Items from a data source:
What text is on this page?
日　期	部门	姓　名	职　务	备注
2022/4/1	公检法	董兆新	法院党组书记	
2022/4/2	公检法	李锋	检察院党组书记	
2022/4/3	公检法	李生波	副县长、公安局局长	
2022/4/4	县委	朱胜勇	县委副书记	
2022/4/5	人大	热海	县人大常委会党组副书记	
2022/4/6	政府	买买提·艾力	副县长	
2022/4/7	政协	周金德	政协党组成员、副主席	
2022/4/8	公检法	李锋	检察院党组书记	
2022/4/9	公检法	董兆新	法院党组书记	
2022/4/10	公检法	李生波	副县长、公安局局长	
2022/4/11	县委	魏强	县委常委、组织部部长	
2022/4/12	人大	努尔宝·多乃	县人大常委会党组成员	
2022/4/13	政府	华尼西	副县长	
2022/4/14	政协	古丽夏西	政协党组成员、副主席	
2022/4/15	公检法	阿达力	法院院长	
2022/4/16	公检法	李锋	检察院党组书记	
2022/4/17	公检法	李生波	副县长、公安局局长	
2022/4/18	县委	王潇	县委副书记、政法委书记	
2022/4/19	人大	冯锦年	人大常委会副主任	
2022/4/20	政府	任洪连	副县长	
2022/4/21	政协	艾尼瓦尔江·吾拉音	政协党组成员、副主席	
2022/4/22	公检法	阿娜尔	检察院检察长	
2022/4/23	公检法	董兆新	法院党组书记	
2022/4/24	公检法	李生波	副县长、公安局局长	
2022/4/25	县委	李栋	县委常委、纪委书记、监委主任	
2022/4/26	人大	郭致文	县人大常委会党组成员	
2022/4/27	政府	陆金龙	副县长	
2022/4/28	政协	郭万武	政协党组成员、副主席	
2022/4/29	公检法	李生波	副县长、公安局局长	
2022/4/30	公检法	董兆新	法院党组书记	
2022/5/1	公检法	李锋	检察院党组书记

▶ [INSTRUCTIONS FOR THE TASK]
Extract all the material, leaving every line as it is.

▶ [OUTPUT FOR THIS TASK]
What text is on this page?
日　期	部门	姓　名	职　务	备注
2022/4/1	公检法	董兆新	法院党组书记	
2022/4/2	公检法	李锋	检察院党组书记	
2022/4/3	公检法	李生波	副县长、公安局局长	
2022/4/4	县委	朱胜勇	县委副书记	
2022/4/5	人大	热海	县人大常委会党组副书记	
2022/4/6	政府	买买提·艾力	副县长	
2022/4/7	政协	周金德	政协党组成员、副主席	
2022/4/8	公检法	李锋	检察院党组书记	
2022/4/9	公检法	董兆新	法院党组书记	
2022/4/10	公检法	李生波	副县长、公安局局长	
2022/4/11	县委	魏强	县委常委、组织部部长	
2022/4/12	人大	努尔宝·多乃	县人大常委会党组成员	
2022/4/13	政府	华尼西	副县长	
2022/4/14	政协	古丽夏西	政协党组成员、副主席	
2022/4/15	公检法	阿达力	法院院长	
2022/4/16	公检法	李锋	检察院党组书记	
2022/4/17	公检法	李生波	副县长、公安局局长	
2022/4/18	县委	王潇	县委副书记、政法委书记	
2022/4/19	人大	冯锦年	人大常委会副主任	
2022/4/20	政府	任洪连	副县长	
2022/4/21	政协	艾尼瓦尔江·吾拉音	政协党组成员、副主席	
2022/4/22	公检法	阿娜尔	检察院检察长	
2022/4/23	公检法	董兆新	法院党组书记	
2022/4/24	公检法	李生波	副县长、公安局局长	
2022/4/25	县委	李栋	县委常委、纪委书记、监委主任	
2022/4/26	人大	郭致文	县人大常委会党组成员	
2022/4/27	政府	陆金龙	副县长	
2022/4/28	政协	郭万武	政协党组成员、副主席	
2022/4/29	公检法	李生波	副县长、公安局局长	
2022/4/30	公检法	董兆新	法院党组书记	
2022/5/1	公检法	李锋	检察院党组书记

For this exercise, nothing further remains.